◆ Extracted entries:
=======
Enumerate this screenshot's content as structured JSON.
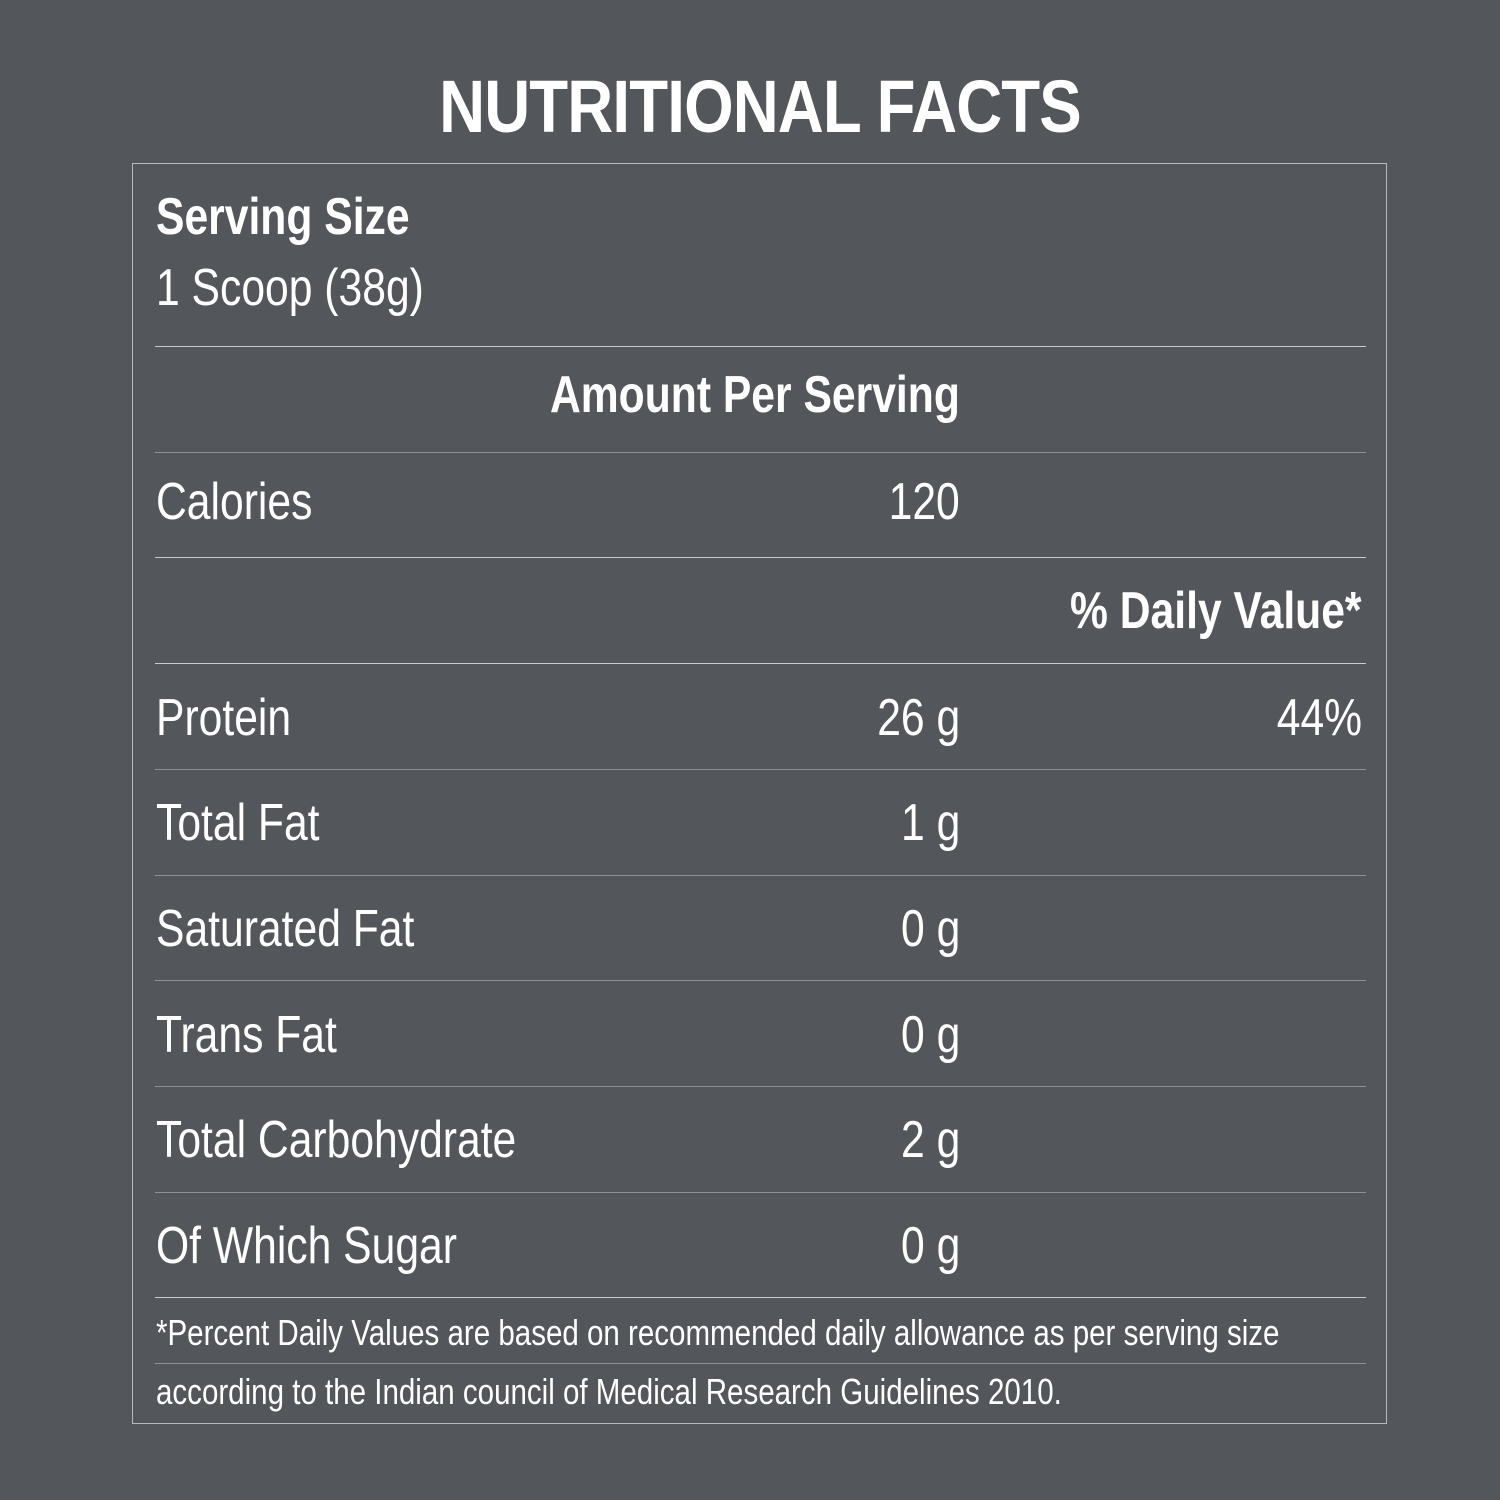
{
  "title": "NUTRITIONAL FACTS",
  "serving": {
    "label": "Serving Size",
    "value": "1 Scoop (38g)"
  },
  "amount_per_serving": "Amount Per Serving",
  "calories": {
    "label": "Calories",
    "value": "120"
  },
  "daily_value_header": "% Daily Value*",
  "nutrients": [
    {
      "label": "Protein",
      "amount": "26 g",
      "dv": "44%"
    },
    {
      "label": "Total Fat",
      "amount": "1 g",
      "dv": ""
    },
    {
      "label": "Saturated Fat",
      "amount": "0 g",
      "dv": ""
    },
    {
      "label": "Trans Fat",
      "amount": "0 g",
      "dv": ""
    },
    {
      "label": "Total Carbohydrate",
      "amount": "2 g",
      "dv": ""
    },
    {
      "label": "Of Which Sugar",
      "amount": "0 g",
      "dv": ""
    }
  ],
  "footnote": {
    "line1": "*Percent Daily Values are based on recommended daily allowance as per serving size",
    "line2": "according to the Indian council of Medical Research Guidelines 2010."
  },
  "colors": {
    "background": "#53565a",
    "text": "#ffffff",
    "rule": "#c9cbcd"
  }
}
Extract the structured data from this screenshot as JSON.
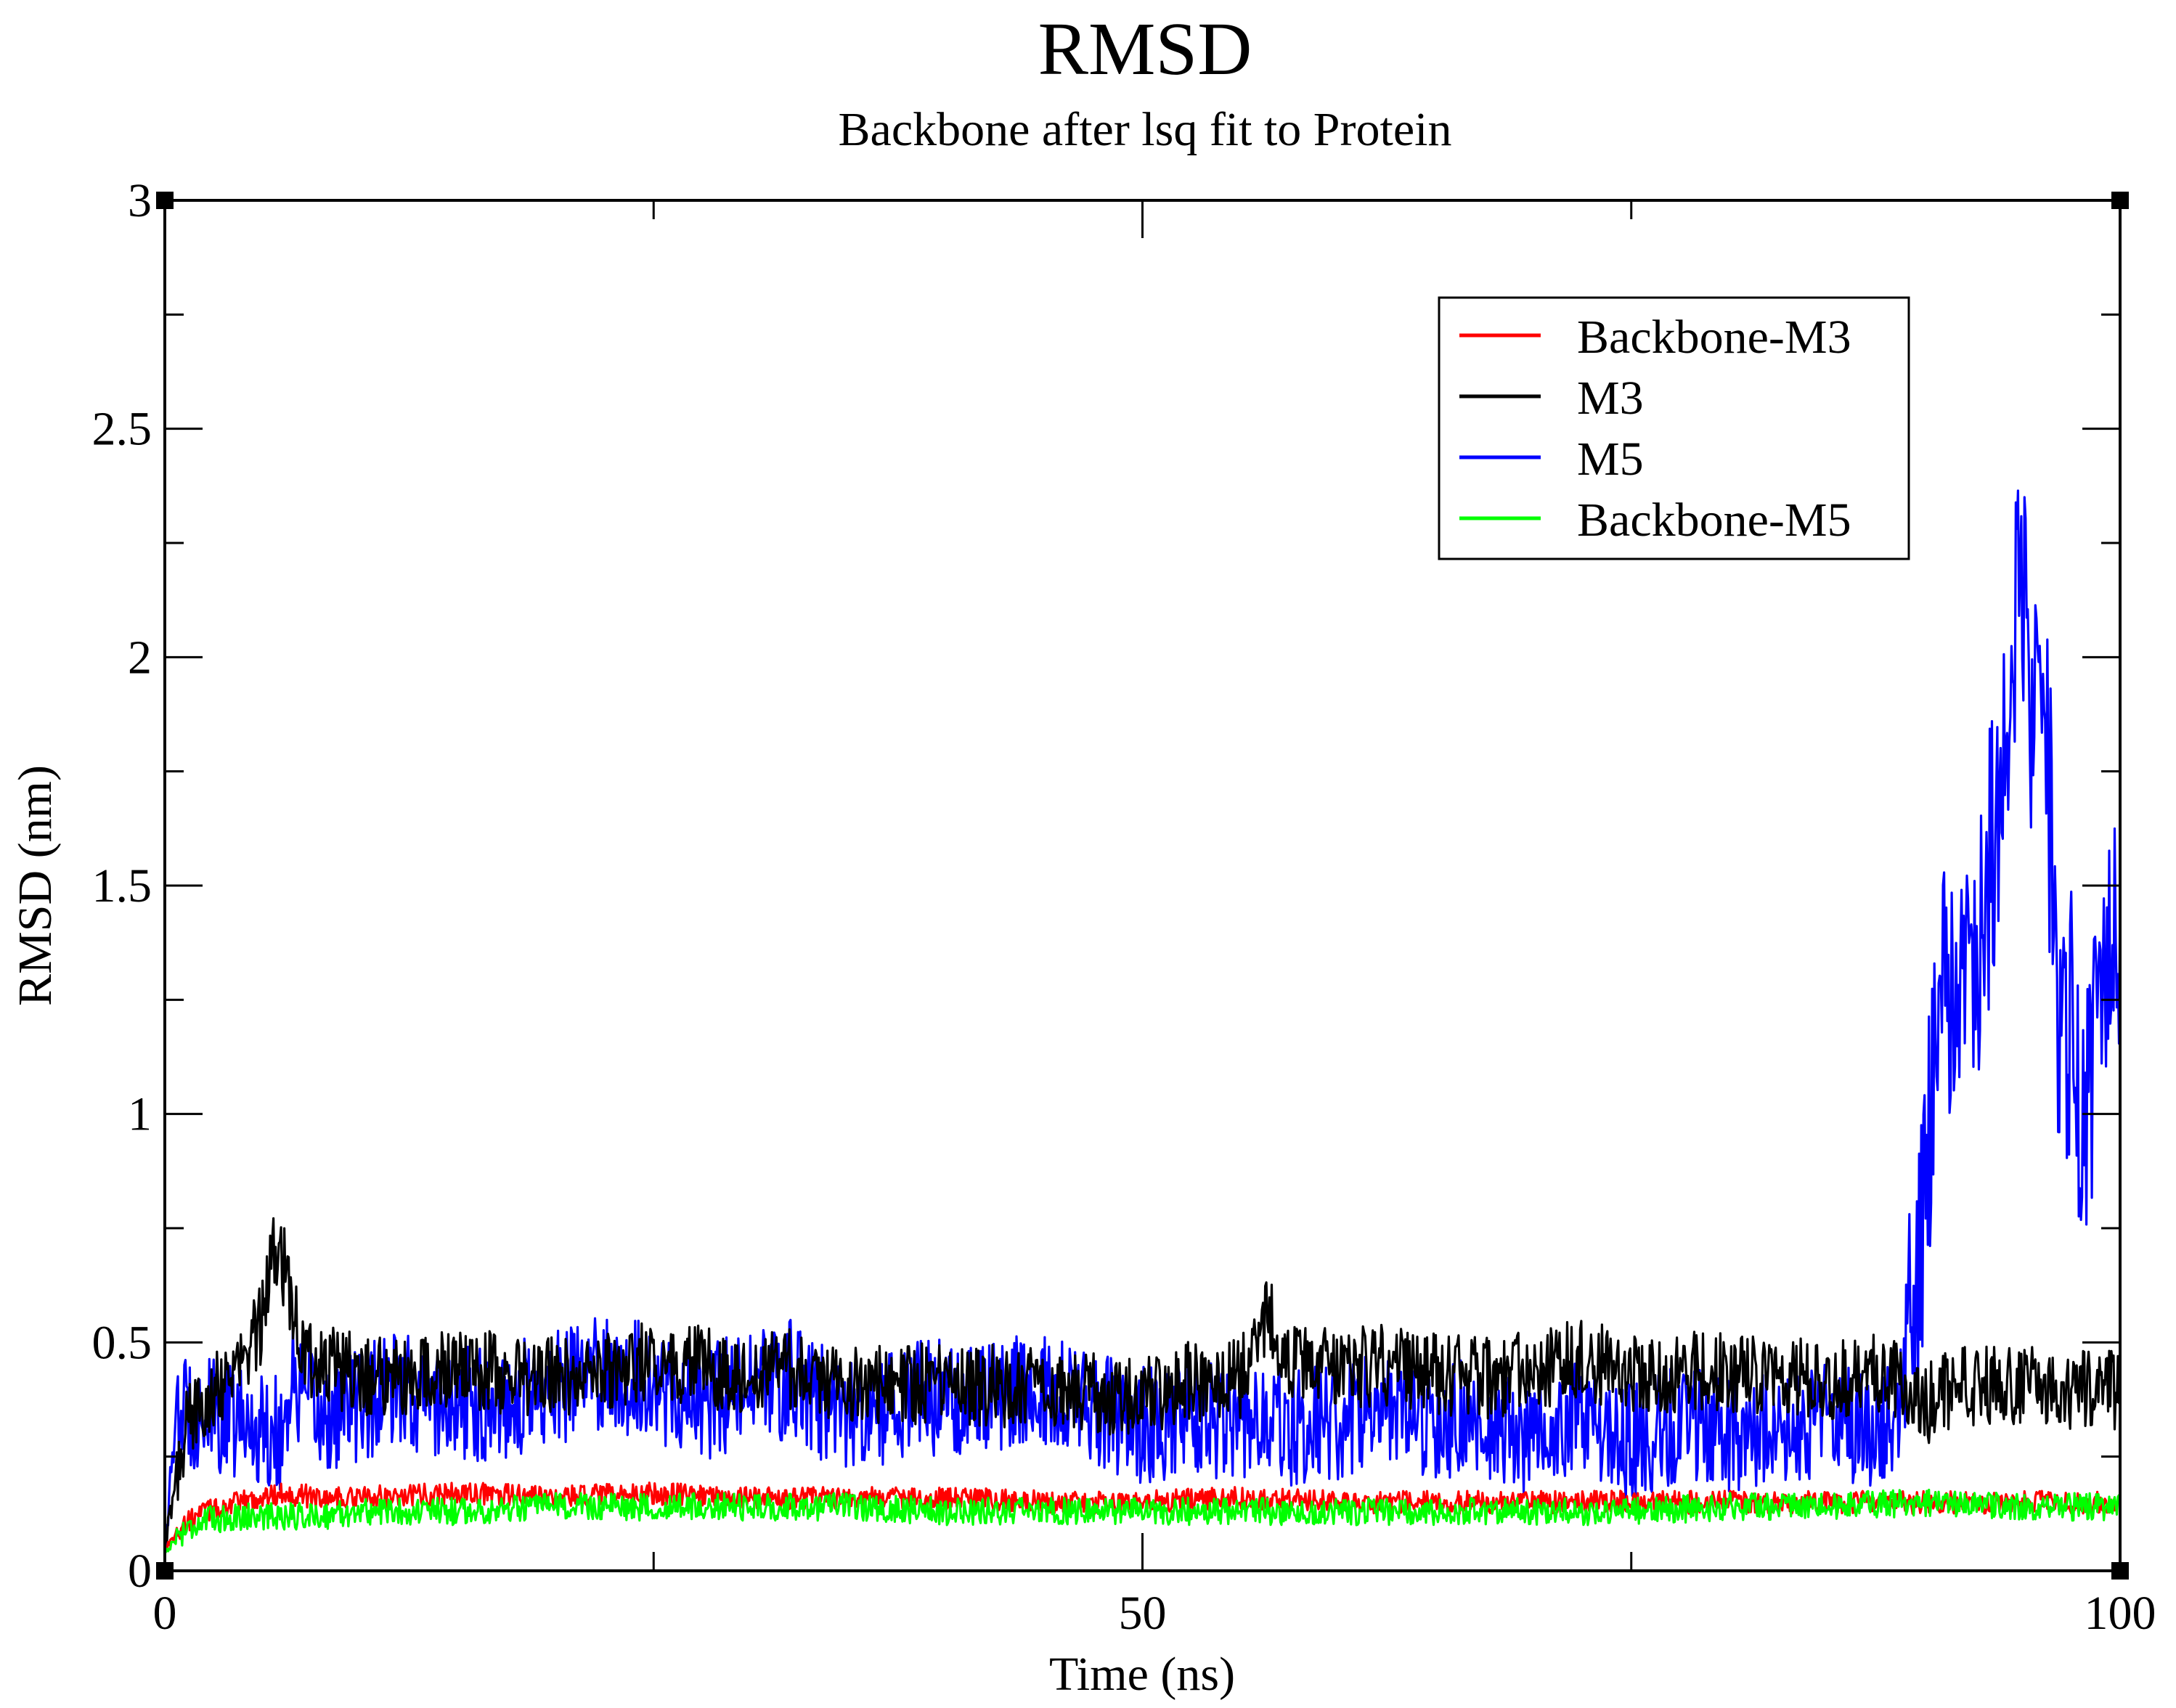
{
  "chart_data": {
    "type": "line",
    "title": "RMSD",
    "subtitle": "Backbone after lsq fit to Protein",
    "xlabel": "Time (ns)",
    "ylabel": "RMSD (nm)",
    "xlim": [
      0,
      100
    ],
    "ylim": [
      0,
      3
    ],
    "xticks": [
      0,
      50,
      100
    ],
    "xtick_labels": [
      "0",
      "50",
      "100"
    ],
    "xminor_ticks": [
      25,
      75
    ],
    "yticks": [
      0,
      0.5,
      1,
      1.5,
      2,
      2.5,
      3
    ],
    "ytick_labels": [
      "0",
      "0.5",
      "1",
      "1.5",
      "2",
      "2.5",
      "3"
    ],
    "yminor_ticks": [
      0.25,
      0.75,
      1.25,
      1.75,
      2.25,
      2.75
    ],
    "grid": false,
    "legend_position": "top-right",
    "series": [
      {
        "name": "Backbone-M3",
        "color": "#ff0000",
        "x": [
          0,
          1,
          2,
          4,
          6,
          8,
          10,
          15,
          20,
          25,
          30,
          35,
          40,
          45,
          50,
          55,
          60,
          65,
          70,
          75,
          80,
          85,
          90,
          95,
          100
        ],
        "y": [
          0.05,
          0.1,
          0.13,
          0.15,
          0.17,
          0.16,
          0.16,
          0.17,
          0.16,
          0.17,
          0.16,
          0.16,
          0.16,
          0.15,
          0.15,
          0.16,
          0.15,
          0.15,
          0.15,
          0.15,
          0.15,
          0.15,
          0.15,
          0.15,
          0.15
        ],
        "amp": 0.025
      },
      {
        "name": "M3",
        "color": "#000000",
        "x": [
          0,
          0.5,
          1,
          2,
          3,
          4,
          5,
          5.5,
          6,
          6.5,
          7,
          8,
          10,
          12,
          15,
          18,
          20,
          22,
          25,
          27,
          30,
          32,
          35,
          40,
          45,
          48,
          50,
          52,
          55,
          56.5,
          57,
          58,
          60,
          62,
          65,
          68,
          70,
          72,
          75,
          80,
          85,
          88,
          89,
          90,
          92,
          95,
          98,
          100
        ],
        "y": [
          0.05,
          0.18,
          0.3,
          0.38,
          0.42,
          0.45,
          0.55,
          0.72,
          0.68,
          0.6,
          0.48,
          0.45,
          0.43,
          0.42,
          0.44,
          0.43,
          0.42,
          0.44,
          0.46,
          0.45,
          0.43,
          0.44,
          0.41,
          0.41,
          0.4,
          0.39,
          0.38,
          0.41,
          0.42,
          0.58,
          0.5,
          0.45,
          0.44,
          0.45,
          0.43,
          0.42,
          0.44,
          0.46,
          0.44,
          0.43,
          0.42,
          0.43,
          0.4,
          0.36,
          0.41,
          0.4,
          0.4,
          0.39
        ],
        "amp": 0.09
      },
      {
        "name": "M5",
        "color": "#0000ff",
        "x": [
          0,
          0.5,
          1,
          2,
          4,
          6,
          6.5,
          7,
          8,
          10,
          12,
          15,
          18,
          20,
          22,
          25,
          27,
          30,
          32,
          35,
          38,
          40,
          45,
          50,
          55,
          56,
          58,
          60,
          62,
          65,
          66,
          68,
          70,
          72,
          75,
          78,
          80,
          84,
          88,
          89,
          90,
          90.5,
          91,
          92,
          93,
          94,
          94.5,
          95,
          95.5,
          96,
          96.5,
          97,
          97.5,
          98,
          99,
          100
        ],
        "y": [
          0.05,
          0.3,
          0.36,
          0.34,
          0.32,
          0.3,
          0.42,
          0.38,
          0.33,
          0.37,
          0.39,
          0.36,
          0.38,
          0.4,
          0.43,
          0.42,
          0.36,
          0.4,
          0.42,
          0.33,
          0.37,
          0.38,
          0.4,
          0.32,
          0.33,
          0.34,
          0.31,
          0.33,
          0.35,
          0.29,
          0.35,
          0.29,
          0.3,
          0.33,
          0.28,
          0.33,
          0.3,
          0.33,
          0.31,
          0.4,
          0.75,
          1.1,
          1.3,
          1.2,
          1.45,
          1.75,
          2.0,
          2.15,
          1.8,
          1.9,
          1.6,
          1.05,
          1.2,
          0.9,
          1.25,
          1.38
        ],
        "amp": 0.13
      },
      {
        "name": "Backbone-M5",
        "color": "#00ff00",
        "x": [
          0,
          1,
          2,
          4,
          6,
          8,
          10,
          15,
          20,
          25,
          30,
          35,
          40,
          45,
          50,
          55,
          60,
          65,
          70,
          75,
          80,
          85,
          90,
          95,
          100
        ],
        "y": [
          0.04,
          0.09,
          0.11,
          0.12,
          0.12,
          0.12,
          0.13,
          0.13,
          0.14,
          0.14,
          0.14,
          0.14,
          0.13,
          0.13,
          0.13,
          0.13,
          0.13,
          0.13,
          0.13,
          0.13,
          0.14,
          0.14,
          0.15,
          0.14,
          0.14
        ],
        "amp": 0.03
      }
    ]
  }
}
=======
◆ What is needed: Each line above should be output exactly, apart from the pictures.

◆ Reply:
Enumerate this screenshot's content as structured JSON.
{
  "title": "NUTRITIONAL FACTS",
  "serving": {
    "label": "Serving Size",
    "value": "1 Scoop (38g)"
  },
  "amount_per_serving": "Amount Per Serving",
  "calories": {
    "label": "Calories",
    "value": "120"
  },
  "daily_value_header": "% Daily Value*",
  "nutrients": [
    {
      "label": "Protein",
      "amount": "26 g",
      "dv": "44%"
    },
    {
      "label": "Total Fat",
      "amount": "1 g",
      "dv": ""
    },
    {
      "label": "Saturated Fat",
      "amount": "0 g",
      "dv": ""
    },
    {
      "label": "Trans Fat",
      "amount": "0 g",
      "dv": ""
    },
    {
      "label": "Total Carbohydrate",
      "amount": "2 g",
      "dv": ""
    },
    {
      "label": "Of Which Sugar",
      "amount": "0 g",
      "dv": ""
    }
  ],
  "footnote": {
    "line1": "*Percent Daily Values are based on recommended daily allowance as per serving size",
    "line2": "according to the Indian council of Medical Research Guidelines 2010."
  },
  "colors": {
    "background": "#53565a",
    "text": "#ffffff",
    "rule": "#c9cbcd"
  }
}
Extract the structured data from this screenshot as JSON.
{
  "chart_data": {
    "type": "line",
    "title": "RMSD",
    "subtitle": "Backbone after lsq fit to Protein",
    "xlabel": "Time (ns)",
    "ylabel": "RMSD (nm)",
    "xlim": [
      0,
      100
    ],
    "ylim": [
      0,
      3
    ],
    "xticks": [
      0,
      50,
      100
    ],
    "xtick_labels": [
      "0",
      "50",
      "100"
    ],
    "xminor_ticks": [
      25,
      75
    ],
    "yticks": [
      0,
      0.5,
      1,
      1.5,
      2,
      2.5,
      3
    ],
    "ytick_labels": [
      "0",
      "0.5",
      "1",
      "1.5",
      "2",
      "2.5",
      "3"
    ],
    "yminor_ticks": [
      0.25,
      0.75,
      1.25,
      1.75,
      2.25,
      2.75
    ],
    "grid": false,
    "legend_position": "top-right",
    "series": [
      {
        "name": "Backbone-M3",
        "color": "#ff0000",
        "x": [
          0,
          1,
          2,
          4,
          6,
          8,
          10,
          15,
          20,
          25,
          30,
          35,
          40,
          45,
          50,
          55,
          60,
          65,
          70,
          75,
          80,
          85,
          90,
          95,
          100
        ],
        "y": [
          0.05,
          0.1,
          0.13,
          0.15,
          0.17,
          0.16,
          0.16,
          0.17,
          0.16,
          0.17,
          0.16,
          0.16,
          0.16,
          0.15,
          0.15,
          0.16,
          0.15,
          0.15,
          0.15,
          0.15,
          0.15,
          0.15,
          0.15,
          0.15,
          0.15
        ],
        "amp": 0.025
      },
      {
        "name": "M3",
        "color": "#000000",
        "x": [
          0,
          0.5,
          1,
          2,
          3,
          4,
          5,
          5.5,
          6,
          6.5,
          7,
          8,
          10,
          12,
          15,
          18,
          20,
          22,
          25,
          27,
          30,
          32,
          35,
          40,
          45,
          48,
          50,
          52,
          55,
          56.5,
          57,
          58,
          60,
          62,
          65,
          68,
          70,
          72,
          75,
          80,
          85,
          88,
          89,
          90,
          92,
          95,
          98,
          100
        ],
        "y": [
          0.05,
          0.18,
          0.3,
          0.38,
          0.42,
          0.45,
          0.55,
          0.72,
          0.68,
          0.6,
          0.48,
          0.45,
          0.43,
          0.42,
          0.44,
          0.43,
          0.42,
          0.44,
          0.46,
          0.45,
          0.43,
          0.44,
          0.41,
          0.41,
          0.4,
          0.39,
          0.38,
          0.41,
          0.42,
          0.58,
          0.5,
          0.45,
          0.44,
          0.45,
          0.43,
          0.42,
          0.44,
          0.46,
          0.44,
          0.43,
          0.42,
          0.43,
          0.4,
          0.36,
          0.41,
          0.4,
          0.4,
          0.39
        ],
        "amp": 0.09
      },
      {
        "name": "M5",
        "color": "#0000ff",
        "x": [
          0,
          0.5,
          1,
          2,
          4,
          6,
          6.5,
          7,
          8,
          10,
          12,
          15,
          18,
          20,
          22,
          25,
          27,
          30,
          32,
          35,
          38,
          40,
          45,
          50,
          55,
          56,
          58,
          60,
          62,
          65,
          66,
          68,
          70,
          72,
          75,
          78,
          80,
          84,
          88,
          89,
          90,
          90.5,
          91,
          92,
          93,
          94,
          94.5,
          95,
          95.5,
          96,
          96.5,
          97,
          97.5,
          98,
          99,
          100
        ],
        "y": [
          0.05,
          0.3,
          0.36,
          0.34,
          0.32,
          0.3,
          0.42,
          0.38,
          0.33,
          0.37,
          0.39,
          0.36,
          0.38,
          0.4,
          0.43,
          0.42,
          0.36,
          0.4,
          0.42,
          0.33,
          0.37,
          0.38,
          0.4,
          0.32,
          0.33,
          0.34,
          0.31,
          0.33,
          0.35,
          0.29,
          0.35,
          0.29,
          0.3,
          0.33,
          0.28,
          0.33,
          0.3,
          0.33,
          0.31,
          0.4,
          0.75,
          1.1,
          1.3,
          1.2,
          1.45,
          1.75,
          2.0,
          2.15,
          1.8,
          1.9,
          1.6,
          1.05,
          1.2,
          0.9,
          1.25,
          1.38
        ],
        "amp": 0.13
      },
      {
        "name": "Backbone-M5",
        "color": "#00ff00",
        "x": [
          0,
          1,
          2,
          4,
          6,
          8,
          10,
          15,
          20,
          25,
          30,
          35,
          40,
          45,
          50,
          55,
          60,
          65,
          70,
          75,
          80,
          85,
          90,
          95,
          100
        ],
        "y": [
          0.04,
          0.09,
          0.11,
          0.12,
          0.12,
          0.12,
          0.13,
          0.13,
          0.14,
          0.14,
          0.14,
          0.14,
          0.13,
          0.13,
          0.13,
          0.13,
          0.13,
          0.13,
          0.13,
          0.13,
          0.14,
          0.14,
          0.15,
          0.14,
          0.14
        ],
        "amp": 0.03
      }
    ]
  }
}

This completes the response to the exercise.